» **Request**
Set out every line bearing the string "yournonprofit".

━━━━━ Records shown ━━━━━

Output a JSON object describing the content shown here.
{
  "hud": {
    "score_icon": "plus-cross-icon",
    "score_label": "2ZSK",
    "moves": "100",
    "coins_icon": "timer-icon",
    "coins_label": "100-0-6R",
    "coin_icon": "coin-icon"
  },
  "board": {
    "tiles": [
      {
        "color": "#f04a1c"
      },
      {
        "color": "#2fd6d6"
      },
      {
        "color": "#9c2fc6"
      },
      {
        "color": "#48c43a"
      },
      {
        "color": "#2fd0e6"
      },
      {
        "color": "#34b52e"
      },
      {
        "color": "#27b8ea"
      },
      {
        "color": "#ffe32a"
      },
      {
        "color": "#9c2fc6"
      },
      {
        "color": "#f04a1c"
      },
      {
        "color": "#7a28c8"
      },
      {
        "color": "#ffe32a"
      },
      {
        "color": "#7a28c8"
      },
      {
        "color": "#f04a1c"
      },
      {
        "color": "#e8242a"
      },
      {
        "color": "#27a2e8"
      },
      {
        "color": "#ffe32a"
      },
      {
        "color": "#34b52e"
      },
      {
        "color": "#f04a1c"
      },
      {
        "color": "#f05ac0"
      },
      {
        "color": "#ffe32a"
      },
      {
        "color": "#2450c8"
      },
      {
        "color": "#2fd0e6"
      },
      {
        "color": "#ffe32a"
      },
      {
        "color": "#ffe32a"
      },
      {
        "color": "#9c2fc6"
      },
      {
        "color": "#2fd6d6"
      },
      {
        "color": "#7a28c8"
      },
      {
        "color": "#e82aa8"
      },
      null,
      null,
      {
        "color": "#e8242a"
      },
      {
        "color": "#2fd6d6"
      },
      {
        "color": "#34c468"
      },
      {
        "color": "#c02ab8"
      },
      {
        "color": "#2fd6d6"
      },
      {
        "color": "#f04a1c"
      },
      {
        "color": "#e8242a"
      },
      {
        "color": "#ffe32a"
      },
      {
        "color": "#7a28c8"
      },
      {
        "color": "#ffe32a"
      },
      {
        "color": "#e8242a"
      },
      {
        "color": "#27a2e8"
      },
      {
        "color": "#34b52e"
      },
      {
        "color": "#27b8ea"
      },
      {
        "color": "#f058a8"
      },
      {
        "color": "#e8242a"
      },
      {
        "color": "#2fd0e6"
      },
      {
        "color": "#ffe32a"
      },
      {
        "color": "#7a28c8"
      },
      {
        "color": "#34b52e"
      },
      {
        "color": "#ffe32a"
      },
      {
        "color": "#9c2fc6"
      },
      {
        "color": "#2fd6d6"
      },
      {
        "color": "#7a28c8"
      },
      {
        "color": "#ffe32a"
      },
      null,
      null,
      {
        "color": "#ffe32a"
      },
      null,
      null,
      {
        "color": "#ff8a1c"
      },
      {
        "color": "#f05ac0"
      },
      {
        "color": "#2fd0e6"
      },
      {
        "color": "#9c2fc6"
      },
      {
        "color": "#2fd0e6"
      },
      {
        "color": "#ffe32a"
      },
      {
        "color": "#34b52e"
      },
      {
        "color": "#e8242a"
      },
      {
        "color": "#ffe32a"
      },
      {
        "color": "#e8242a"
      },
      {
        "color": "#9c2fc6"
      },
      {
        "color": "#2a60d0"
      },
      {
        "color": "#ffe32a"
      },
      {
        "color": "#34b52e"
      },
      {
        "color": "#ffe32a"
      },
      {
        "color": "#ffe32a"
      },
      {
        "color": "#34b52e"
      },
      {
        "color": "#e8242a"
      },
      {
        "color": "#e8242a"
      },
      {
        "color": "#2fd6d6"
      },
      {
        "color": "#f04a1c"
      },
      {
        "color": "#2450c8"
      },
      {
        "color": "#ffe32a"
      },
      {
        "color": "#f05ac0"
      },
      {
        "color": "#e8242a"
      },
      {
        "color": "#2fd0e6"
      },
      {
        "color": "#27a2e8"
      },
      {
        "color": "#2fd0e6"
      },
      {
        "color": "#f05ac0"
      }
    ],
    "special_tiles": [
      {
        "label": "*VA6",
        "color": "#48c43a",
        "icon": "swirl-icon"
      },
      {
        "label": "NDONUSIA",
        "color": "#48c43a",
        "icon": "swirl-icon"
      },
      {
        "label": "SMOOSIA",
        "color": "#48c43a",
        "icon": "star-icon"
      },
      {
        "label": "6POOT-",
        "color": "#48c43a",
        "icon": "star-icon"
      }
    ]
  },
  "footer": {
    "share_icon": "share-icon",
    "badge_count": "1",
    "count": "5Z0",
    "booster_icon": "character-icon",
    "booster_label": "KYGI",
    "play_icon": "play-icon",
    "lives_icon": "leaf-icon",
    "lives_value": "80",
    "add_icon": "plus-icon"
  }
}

━━━━━
━━━━━ Records shown ━━━━━

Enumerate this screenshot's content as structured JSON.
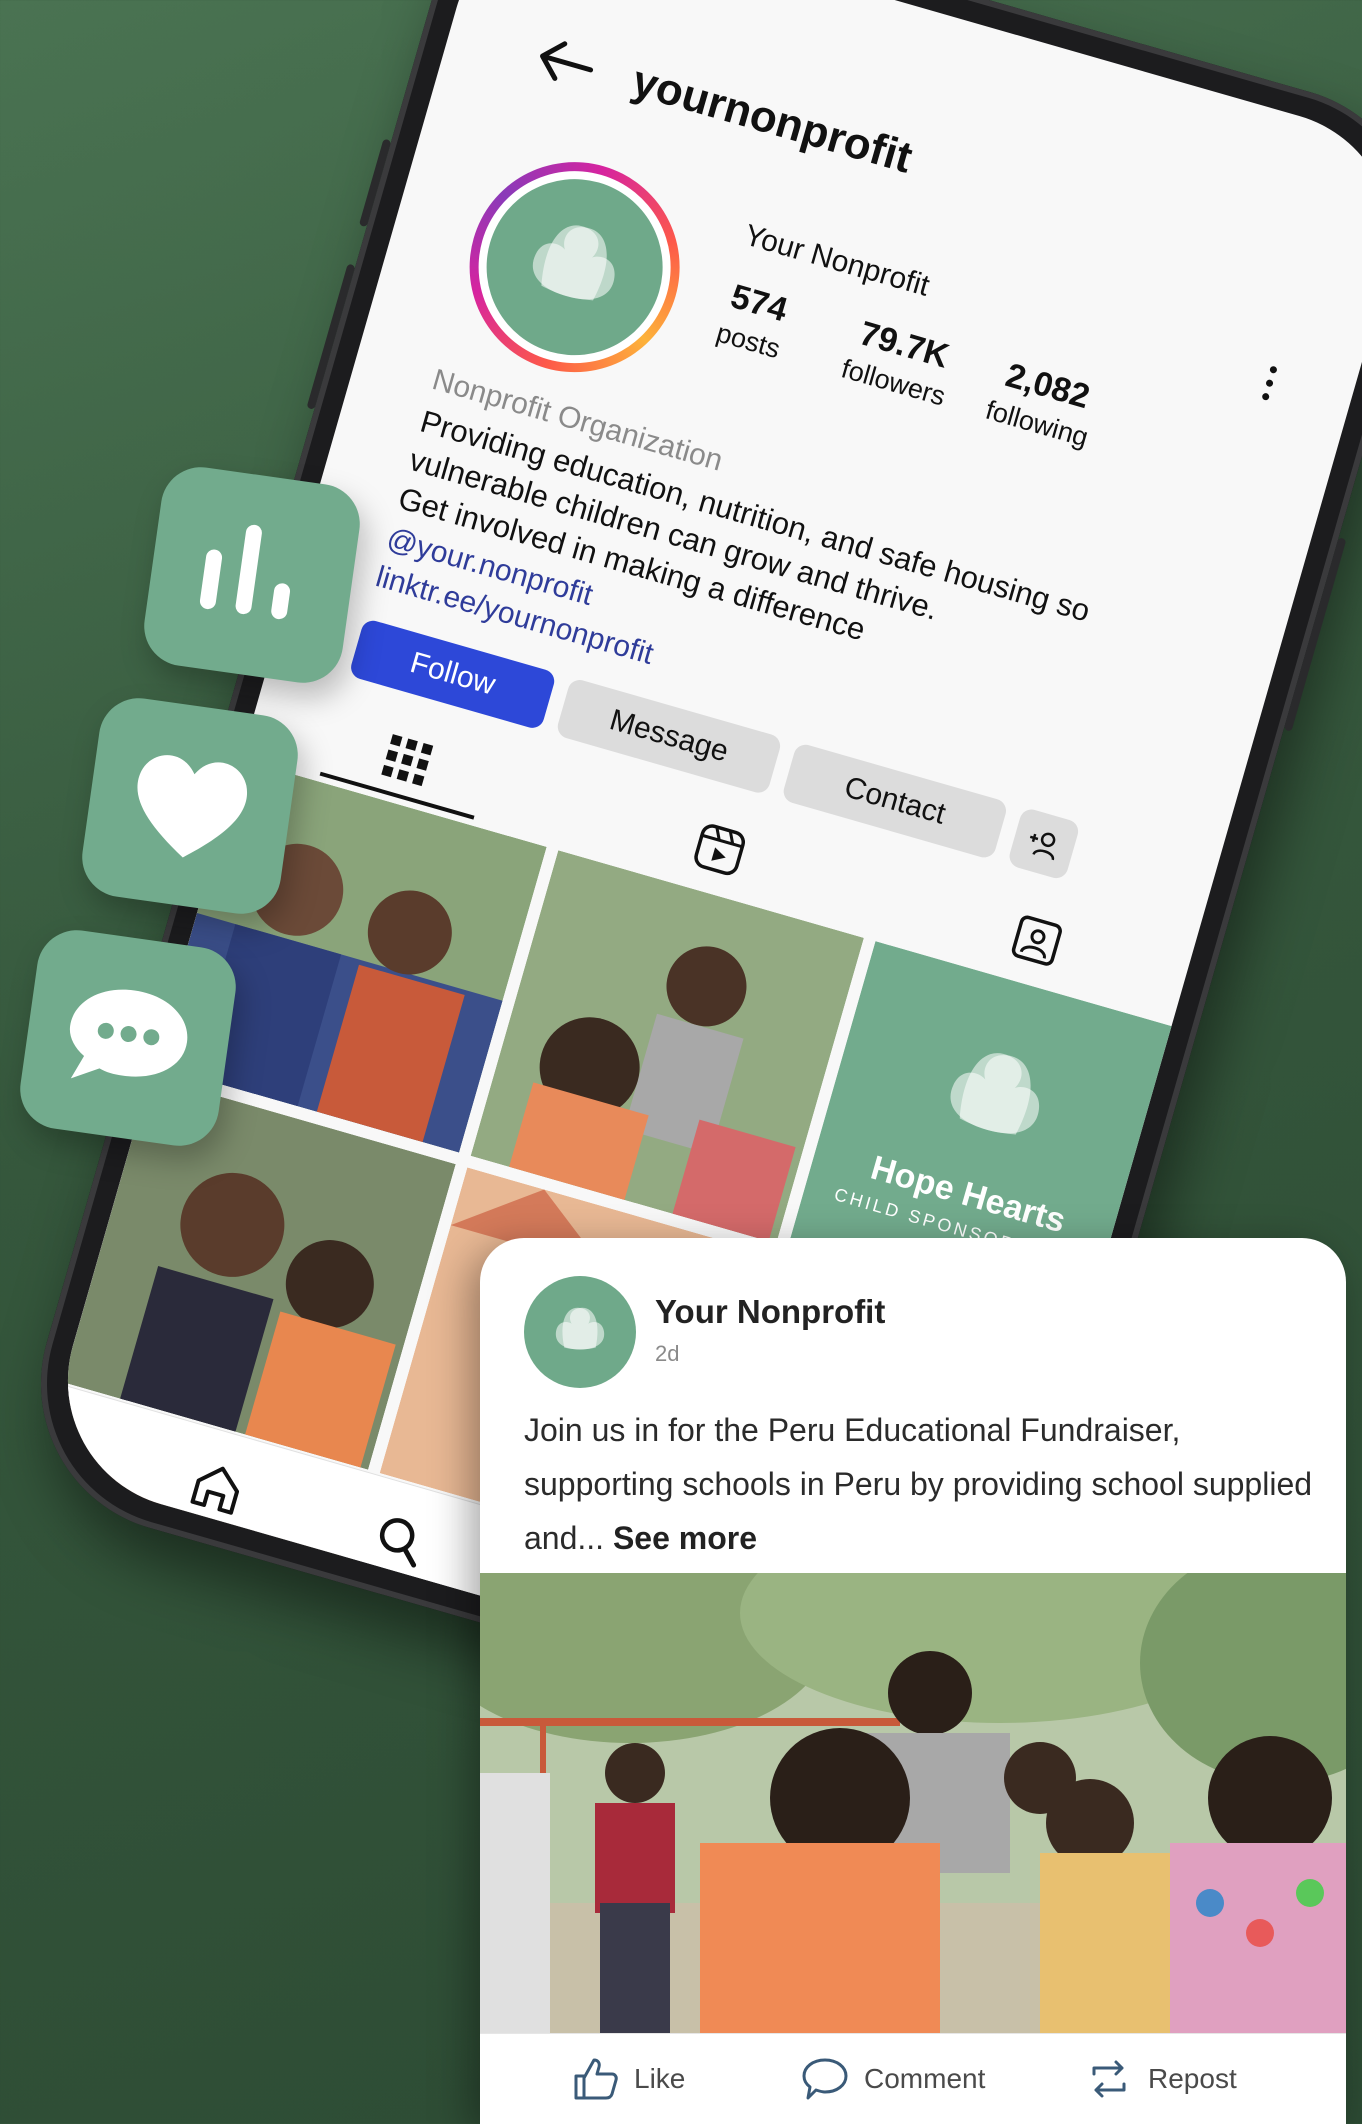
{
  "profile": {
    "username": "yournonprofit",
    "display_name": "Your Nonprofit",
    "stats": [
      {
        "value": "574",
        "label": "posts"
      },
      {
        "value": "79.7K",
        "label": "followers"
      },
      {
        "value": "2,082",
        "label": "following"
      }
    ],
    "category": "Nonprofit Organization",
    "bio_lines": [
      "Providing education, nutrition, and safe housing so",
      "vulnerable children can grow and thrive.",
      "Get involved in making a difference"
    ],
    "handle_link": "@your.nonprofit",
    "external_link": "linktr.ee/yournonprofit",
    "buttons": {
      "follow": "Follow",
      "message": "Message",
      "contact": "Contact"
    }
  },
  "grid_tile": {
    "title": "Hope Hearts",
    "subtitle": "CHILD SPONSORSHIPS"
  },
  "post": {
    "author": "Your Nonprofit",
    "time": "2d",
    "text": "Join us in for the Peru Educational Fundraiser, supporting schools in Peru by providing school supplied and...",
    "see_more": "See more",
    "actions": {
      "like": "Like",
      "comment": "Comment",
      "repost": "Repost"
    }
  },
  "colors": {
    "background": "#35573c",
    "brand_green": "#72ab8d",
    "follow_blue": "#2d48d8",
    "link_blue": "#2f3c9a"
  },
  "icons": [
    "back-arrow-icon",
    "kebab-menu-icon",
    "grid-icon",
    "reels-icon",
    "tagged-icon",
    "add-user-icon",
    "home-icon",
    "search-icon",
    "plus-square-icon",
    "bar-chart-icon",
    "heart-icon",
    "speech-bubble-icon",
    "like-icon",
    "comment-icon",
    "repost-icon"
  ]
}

━━━━━

» **Right answer**
    "username": "yournonprofit",
    "external_link": "linktr.ee/yournonprofit",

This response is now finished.